> WORK TO BE COMPLETED
Without including any pictures, write out all the entries exactly.

+++ RECORDS PROVIDED +++

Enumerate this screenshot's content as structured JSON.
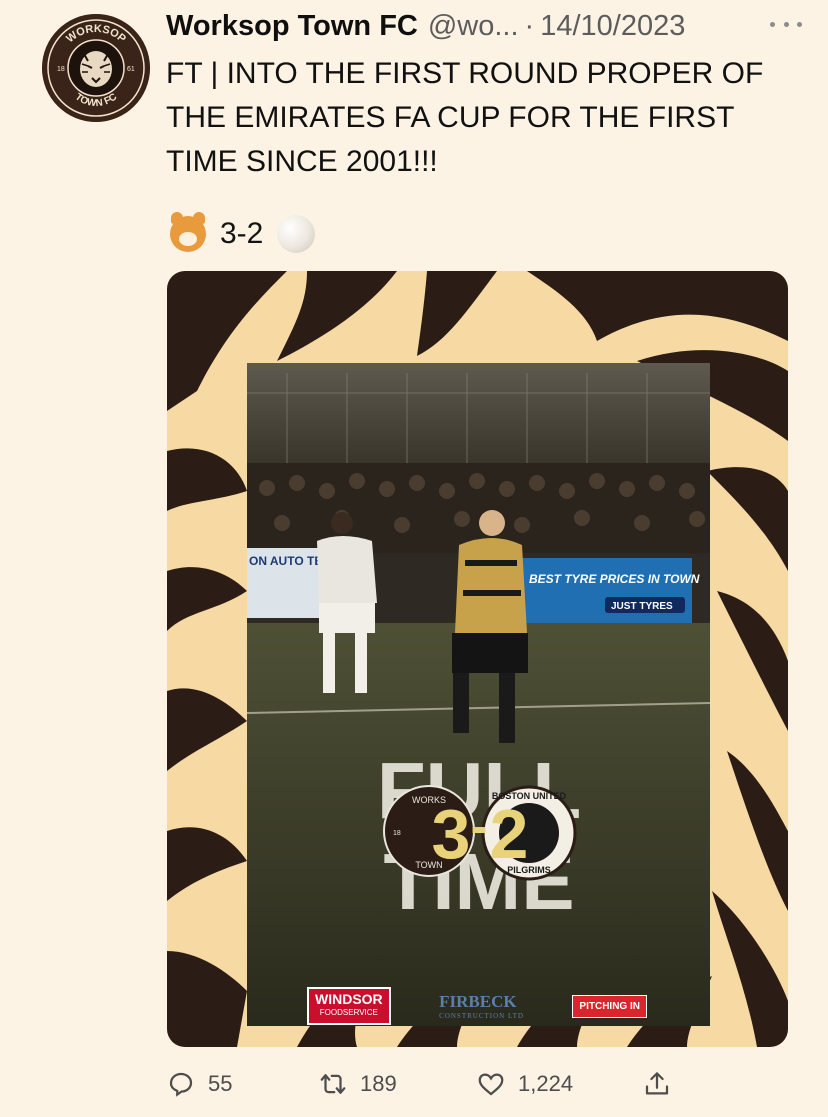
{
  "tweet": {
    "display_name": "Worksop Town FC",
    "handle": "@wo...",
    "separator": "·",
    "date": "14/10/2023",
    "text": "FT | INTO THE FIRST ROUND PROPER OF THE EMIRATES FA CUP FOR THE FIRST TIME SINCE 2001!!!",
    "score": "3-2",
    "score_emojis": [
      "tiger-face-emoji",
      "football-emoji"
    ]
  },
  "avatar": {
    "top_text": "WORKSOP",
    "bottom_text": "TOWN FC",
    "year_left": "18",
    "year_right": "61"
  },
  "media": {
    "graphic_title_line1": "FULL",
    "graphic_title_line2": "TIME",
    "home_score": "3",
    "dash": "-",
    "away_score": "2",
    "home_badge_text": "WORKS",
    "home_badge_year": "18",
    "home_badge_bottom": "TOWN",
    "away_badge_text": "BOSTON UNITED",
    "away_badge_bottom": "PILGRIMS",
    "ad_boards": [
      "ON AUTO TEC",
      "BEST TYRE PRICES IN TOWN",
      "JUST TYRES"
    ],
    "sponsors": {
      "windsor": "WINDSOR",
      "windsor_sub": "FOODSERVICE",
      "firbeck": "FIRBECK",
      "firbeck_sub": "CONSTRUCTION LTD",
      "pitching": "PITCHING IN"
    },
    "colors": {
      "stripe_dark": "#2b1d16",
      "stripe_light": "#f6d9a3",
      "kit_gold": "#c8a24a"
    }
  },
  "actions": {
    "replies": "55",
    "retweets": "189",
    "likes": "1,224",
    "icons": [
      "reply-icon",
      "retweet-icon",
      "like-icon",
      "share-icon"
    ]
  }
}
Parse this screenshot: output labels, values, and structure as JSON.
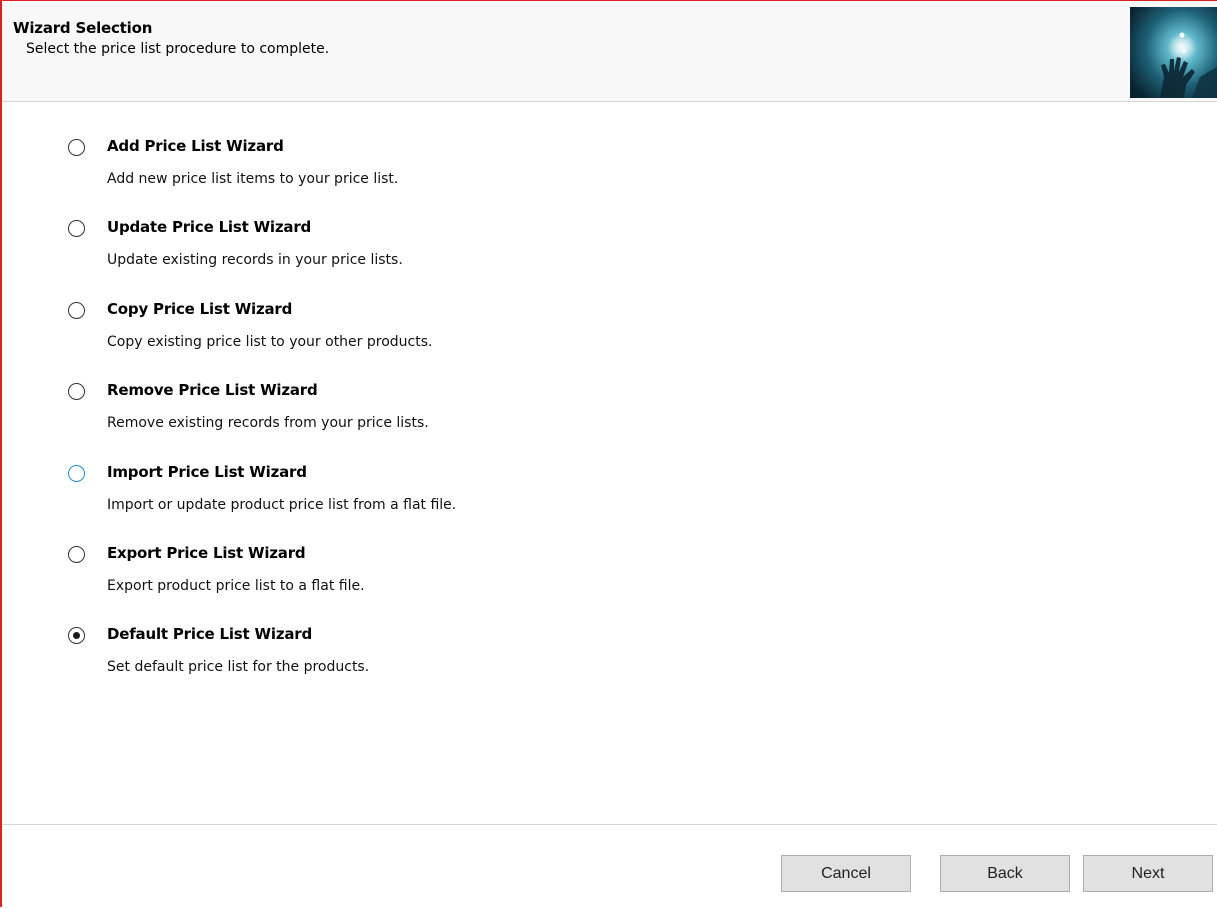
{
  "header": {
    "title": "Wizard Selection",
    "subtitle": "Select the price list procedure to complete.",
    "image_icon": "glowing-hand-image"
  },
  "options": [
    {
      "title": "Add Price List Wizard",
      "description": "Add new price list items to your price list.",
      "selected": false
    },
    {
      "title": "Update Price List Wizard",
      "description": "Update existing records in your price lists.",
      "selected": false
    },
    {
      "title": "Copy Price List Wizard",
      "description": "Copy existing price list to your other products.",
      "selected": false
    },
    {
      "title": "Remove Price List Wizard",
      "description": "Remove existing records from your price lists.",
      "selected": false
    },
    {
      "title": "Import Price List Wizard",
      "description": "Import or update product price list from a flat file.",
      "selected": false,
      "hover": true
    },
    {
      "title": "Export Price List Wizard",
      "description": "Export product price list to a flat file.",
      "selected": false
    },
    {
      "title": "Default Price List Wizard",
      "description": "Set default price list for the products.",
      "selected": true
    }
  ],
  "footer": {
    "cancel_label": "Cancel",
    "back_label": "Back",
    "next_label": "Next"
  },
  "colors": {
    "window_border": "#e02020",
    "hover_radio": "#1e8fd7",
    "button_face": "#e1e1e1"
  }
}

+++

> COMPLETED TASK
Enumerate this screenshot's content as structured JSON.
{
  "tweet": {
    "display_name": "Worksop Town FC",
    "handle": "@wo...",
    "separator": "·",
    "date": "14/10/2023",
    "text": "FT | INTO THE FIRST ROUND PROPER OF THE EMIRATES FA CUP FOR THE FIRST TIME SINCE 2001!!!",
    "score": "3-2",
    "score_emojis": [
      "tiger-face-emoji",
      "football-emoji"
    ]
  },
  "avatar": {
    "top_text": "WORKSOP",
    "bottom_text": "TOWN FC",
    "year_left": "18",
    "year_right": "61"
  },
  "media": {
    "graphic_title_line1": "FULL",
    "graphic_title_line2": "TIME",
    "home_score": "3",
    "dash": "-",
    "away_score": "2",
    "home_badge_text": "WORKS",
    "home_badge_year": "18",
    "home_badge_bottom": "TOWN",
    "away_badge_text": "BOSTON UNITED",
    "away_badge_bottom": "PILGRIMS",
    "ad_boards": [
      "ON AUTO TEC",
      "BEST TYRE PRICES IN TOWN",
      "JUST TYRES"
    ],
    "sponsors": {
      "windsor": "WINDSOR",
      "windsor_sub": "FOODSERVICE",
      "firbeck": "FIRBECK",
      "firbeck_sub": "CONSTRUCTION LTD",
      "pitching": "PITCHING IN"
    },
    "colors": {
      "stripe_dark": "#2b1d16",
      "stripe_light": "#f6d9a3",
      "kit_gold": "#c8a24a"
    }
  },
  "actions": {
    "replies": "55",
    "retweets": "189",
    "likes": "1,224",
    "icons": [
      "reply-icon",
      "retweet-icon",
      "like-icon",
      "share-icon"
    ]
  }
}
Parse this screenshot: output labels, values, and structure as JSON.
{
  "header": {
    "title": "Wizard Selection",
    "subtitle": "Select the price list procedure to complete.",
    "image_icon": "glowing-hand-image"
  },
  "options": [
    {
      "title": "Add Price List Wizard",
      "description": "Add new price list items to your price list.",
      "selected": false
    },
    {
      "title": "Update Price List Wizard",
      "description": "Update existing records in your price lists.",
      "selected": false
    },
    {
      "title": "Copy Price List Wizard",
      "description": "Copy existing price list to your other products.",
      "selected": false
    },
    {
      "title": "Remove Price List Wizard",
      "description": "Remove existing records from your price lists.",
      "selected": false
    },
    {
      "title": "Import Price List Wizard",
      "description": "Import or update product price list from a flat file.",
      "selected": false,
      "hover": true
    },
    {
      "title": "Export Price List Wizard",
      "description": "Export product price list to a flat file.",
      "selected": false
    },
    {
      "title": "Default Price List Wizard",
      "description": "Set default price list for the products.",
      "selected": true
    }
  ],
  "footer": {
    "cancel_label": "Cancel",
    "back_label": "Back",
    "next_label": "Next"
  },
  "colors": {
    "window_border": "#e02020",
    "hover_radio": "#1e8fd7",
    "button_face": "#e1e1e1"
  }
}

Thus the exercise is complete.